-- BEGIN Excerpted data --

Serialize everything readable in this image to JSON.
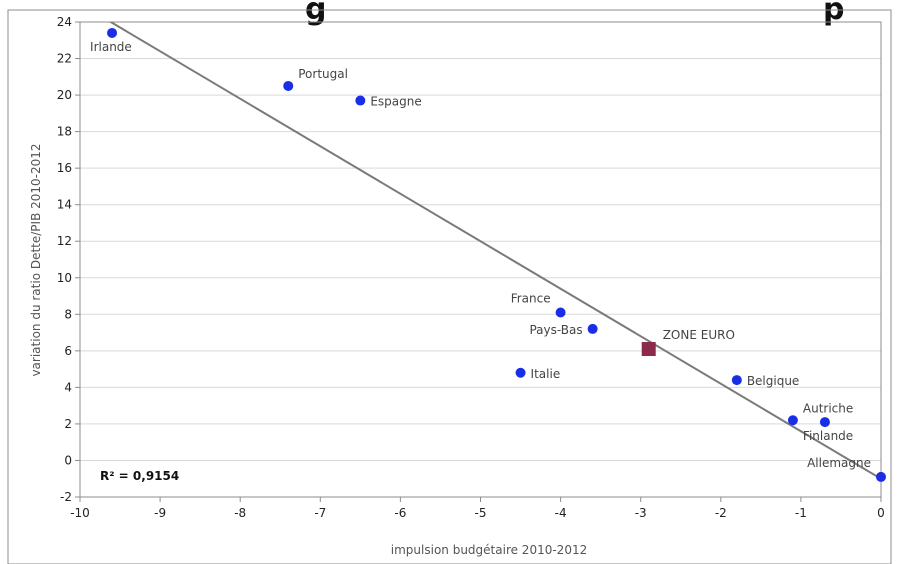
{
  "chart_data": {
    "type": "scatter",
    "title_fragment": "g",
    "title_fragment_right": "p",
    "xlabel": "impulsion budgétaire 2010-2012",
    "ylabel": "variation du ratio Dette/PIB 2010-2012",
    "xlim": [
      -10,
      0
    ],
    "ylim": [
      -2,
      24
    ],
    "x_ticks": [
      -10,
      -9,
      -8,
      -7,
      -6,
      -5,
      -4,
      -3,
      -2,
      -1,
      0
    ],
    "y_ticks": [
      -2,
      0,
      2,
      4,
      6,
      8,
      10,
      12,
      14,
      16,
      18,
      20,
      22,
      24
    ],
    "grid": "horizontal",
    "r2_label": "R² = 0,9154",
    "trendline": {
      "x": [
        -10,
        0
      ],
      "y": [
        25.0,
        -1.0
      ]
    },
    "points": [
      {
        "label": "Irlande",
        "x": -9.6,
        "y": 23.4,
        "label_pos": "below"
      },
      {
        "label": "Portugal",
        "x": -7.4,
        "y": 20.5,
        "label_pos": "above-right"
      },
      {
        "label": "Espagne",
        "x": -6.5,
        "y": 19.7,
        "label_pos": "right"
      },
      {
        "label": "France",
        "x": -4.0,
        "y": 8.1,
        "label_pos": "above-left"
      },
      {
        "label": "Pays-Bas",
        "x": -3.6,
        "y": 7.2,
        "label_pos": "left"
      },
      {
        "label": "Italie",
        "x": -4.5,
        "y": 4.8,
        "label_pos": "right"
      },
      {
        "label": "Belgique",
        "x": -1.8,
        "y": 4.4,
        "label_pos": "right"
      },
      {
        "label": "Autriche",
        "x": -1.1,
        "y": 2.2,
        "label_pos": "above-right"
      },
      {
        "label": "Finlande",
        "x": -0.7,
        "y": 2.1,
        "label_pos": "below"
      },
      {
        "label": "Allemagne",
        "x": 0.0,
        "y": -0.9,
        "label_pos": "above-left"
      }
    ],
    "highlight_point": {
      "label": "ZONE EURO",
      "x": -2.9,
      "y": 6.1,
      "label_pos": "above-right"
    },
    "colors": {
      "point": "#1a2ee6",
      "highlight": "#8b2a4a",
      "trendline": "#7a7a7a",
      "grid": "#d9d9d9",
      "frame": "#8c8c8c"
    }
  }
}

-- END Excerpted data --

**Objective**
Copy the material shown above in full and exactly. Skip the pictures.

**Complete response**
Serialize everything readable in this image to JSON.
{
  "chart_data": {
    "type": "scatter",
    "title_fragment": "g",
    "title_fragment_right": "p",
    "xlabel": "impulsion budgétaire 2010-2012",
    "ylabel": "variation du ratio Dette/PIB 2010-2012",
    "xlim": [
      -10,
      0
    ],
    "ylim": [
      -2,
      24
    ],
    "x_ticks": [
      -10,
      -9,
      -8,
      -7,
      -6,
      -5,
      -4,
      -3,
      -2,
      -1,
      0
    ],
    "y_ticks": [
      -2,
      0,
      2,
      4,
      6,
      8,
      10,
      12,
      14,
      16,
      18,
      20,
      22,
      24
    ],
    "grid": "horizontal",
    "r2_label": "R² = 0,9154",
    "trendline": {
      "x": [
        -10,
        0
      ],
      "y": [
        25.0,
        -1.0
      ]
    },
    "points": [
      {
        "label": "Irlande",
        "x": -9.6,
        "y": 23.4,
        "label_pos": "below"
      },
      {
        "label": "Portugal",
        "x": -7.4,
        "y": 20.5,
        "label_pos": "above-right"
      },
      {
        "label": "Espagne",
        "x": -6.5,
        "y": 19.7,
        "label_pos": "right"
      },
      {
        "label": "France",
        "x": -4.0,
        "y": 8.1,
        "label_pos": "above-left"
      },
      {
        "label": "Pays-Bas",
        "x": -3.6,
        "y": 7.2,
        "label_pos": "left"
      },
      {
        "label": "Italie",
        "x": -4.5,
        "y": 4.8,
        "label_pos": "right"
      },
      {
        "label": "Belgique",
        "x": -1.8,
        "y": 4.4,
        "label_pos": "right"
      },
      {
        "label": "Autriche",
        "x": -1.1,
        "y": 2.2,
        "label_pos": "above-right"
      },
      {
        "label": "Finlande",
        "x": -0.7,
        "y": 2.1,
        "label_pos": "below"
      },
      {
        "label": "Allemagne",
        "x": 0.0,
        "y": -0.9,
        "label_pos": "above-left"
      }
    ],
    "highlight_point": {
      "label": "ZONE EURO",
      "x": -2.9,
      "y": 6.1,
      "label_pos": "above-right"
    },
    "colors": {
      "point": "#1a2ee6",
      "highlight": "#8b2a4a",
      "trendline": "#7a7a7a",
      "grid": "#d9d9d9",
      "frame": "#8c8c8c"
    }
  }
}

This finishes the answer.